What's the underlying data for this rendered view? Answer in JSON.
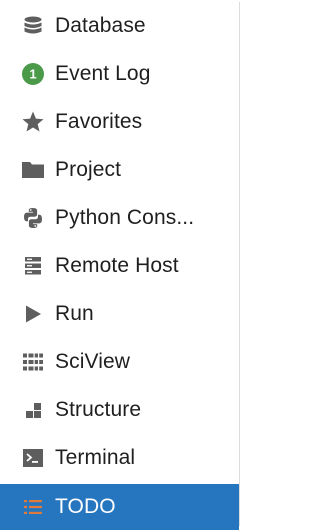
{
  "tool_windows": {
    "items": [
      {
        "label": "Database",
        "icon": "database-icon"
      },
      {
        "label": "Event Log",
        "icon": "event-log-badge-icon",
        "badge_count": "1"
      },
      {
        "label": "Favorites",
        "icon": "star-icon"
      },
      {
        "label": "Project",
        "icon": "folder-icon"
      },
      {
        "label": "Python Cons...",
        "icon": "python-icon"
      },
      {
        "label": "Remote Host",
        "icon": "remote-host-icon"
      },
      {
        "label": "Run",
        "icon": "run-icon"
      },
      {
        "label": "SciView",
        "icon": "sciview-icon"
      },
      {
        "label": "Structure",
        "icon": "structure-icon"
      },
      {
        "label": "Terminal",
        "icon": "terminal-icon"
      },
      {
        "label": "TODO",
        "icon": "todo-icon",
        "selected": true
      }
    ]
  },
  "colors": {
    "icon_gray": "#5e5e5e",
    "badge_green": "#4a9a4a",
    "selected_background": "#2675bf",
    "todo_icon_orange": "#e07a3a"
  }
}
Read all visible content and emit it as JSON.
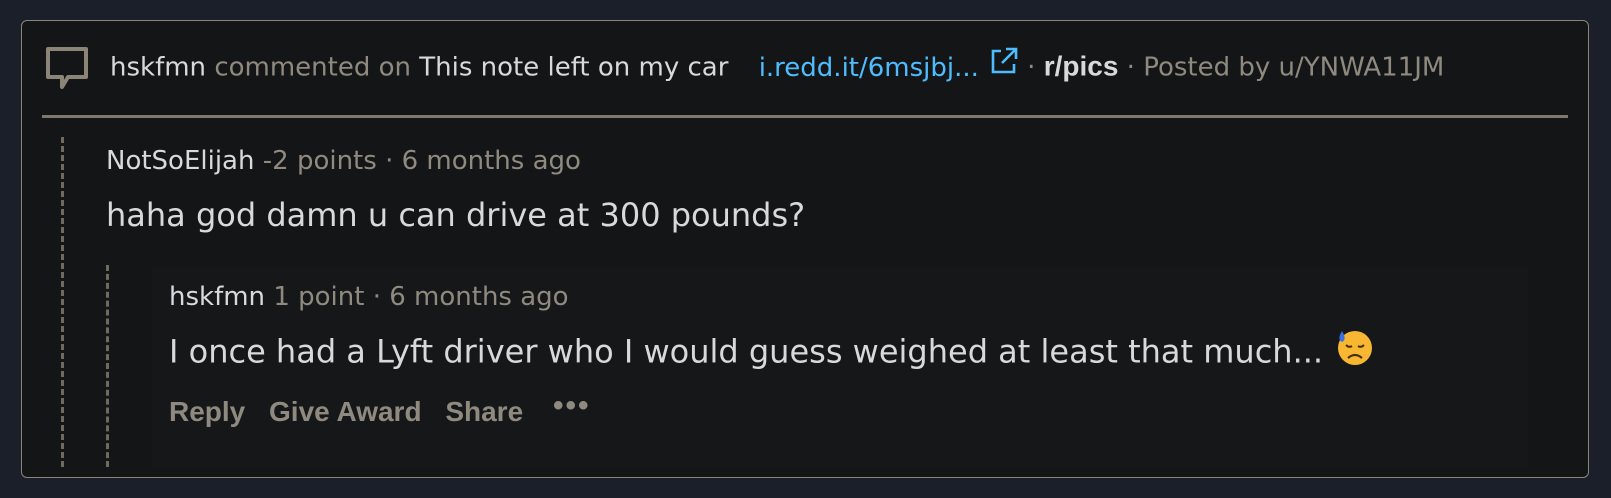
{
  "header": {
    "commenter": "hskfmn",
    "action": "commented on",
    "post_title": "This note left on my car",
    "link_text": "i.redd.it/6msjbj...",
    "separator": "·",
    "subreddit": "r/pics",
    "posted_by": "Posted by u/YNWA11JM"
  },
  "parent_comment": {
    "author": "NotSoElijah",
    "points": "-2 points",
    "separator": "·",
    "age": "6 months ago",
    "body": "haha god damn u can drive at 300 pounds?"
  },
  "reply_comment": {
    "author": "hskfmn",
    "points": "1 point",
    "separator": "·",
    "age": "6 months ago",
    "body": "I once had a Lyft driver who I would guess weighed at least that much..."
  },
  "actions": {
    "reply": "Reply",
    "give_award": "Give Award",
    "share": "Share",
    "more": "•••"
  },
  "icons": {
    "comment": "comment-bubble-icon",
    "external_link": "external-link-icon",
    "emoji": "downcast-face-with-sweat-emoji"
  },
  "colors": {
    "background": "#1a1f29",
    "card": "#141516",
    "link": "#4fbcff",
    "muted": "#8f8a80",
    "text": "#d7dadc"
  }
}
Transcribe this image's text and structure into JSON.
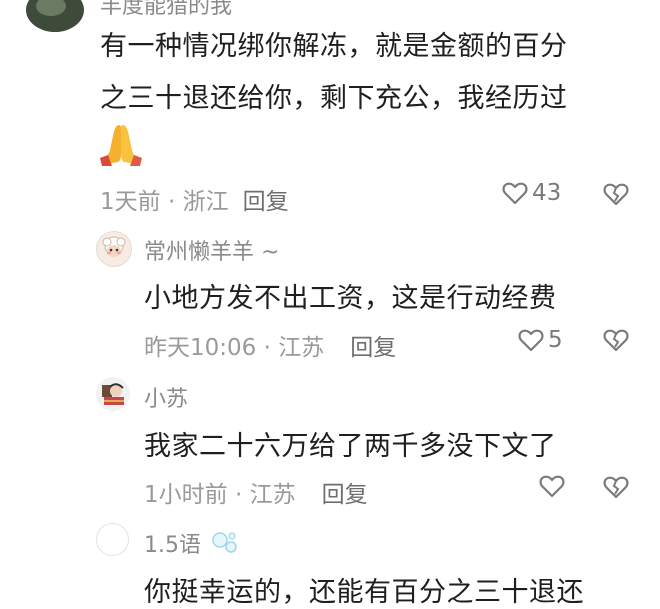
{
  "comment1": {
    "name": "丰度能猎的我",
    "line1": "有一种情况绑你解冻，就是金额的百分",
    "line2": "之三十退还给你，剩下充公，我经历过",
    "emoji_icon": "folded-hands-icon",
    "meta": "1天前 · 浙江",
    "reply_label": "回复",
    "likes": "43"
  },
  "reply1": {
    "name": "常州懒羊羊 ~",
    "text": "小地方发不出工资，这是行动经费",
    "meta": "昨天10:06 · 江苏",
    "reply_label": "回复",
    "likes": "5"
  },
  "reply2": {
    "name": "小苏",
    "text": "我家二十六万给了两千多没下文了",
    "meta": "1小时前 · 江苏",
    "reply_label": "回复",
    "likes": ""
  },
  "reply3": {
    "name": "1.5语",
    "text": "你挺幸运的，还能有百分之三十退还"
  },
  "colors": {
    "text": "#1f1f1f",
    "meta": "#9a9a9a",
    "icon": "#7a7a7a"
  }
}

* [Work required]:
Count the lines that include the word "name" and state the result as a bare number.

* [Exercise solution]:
4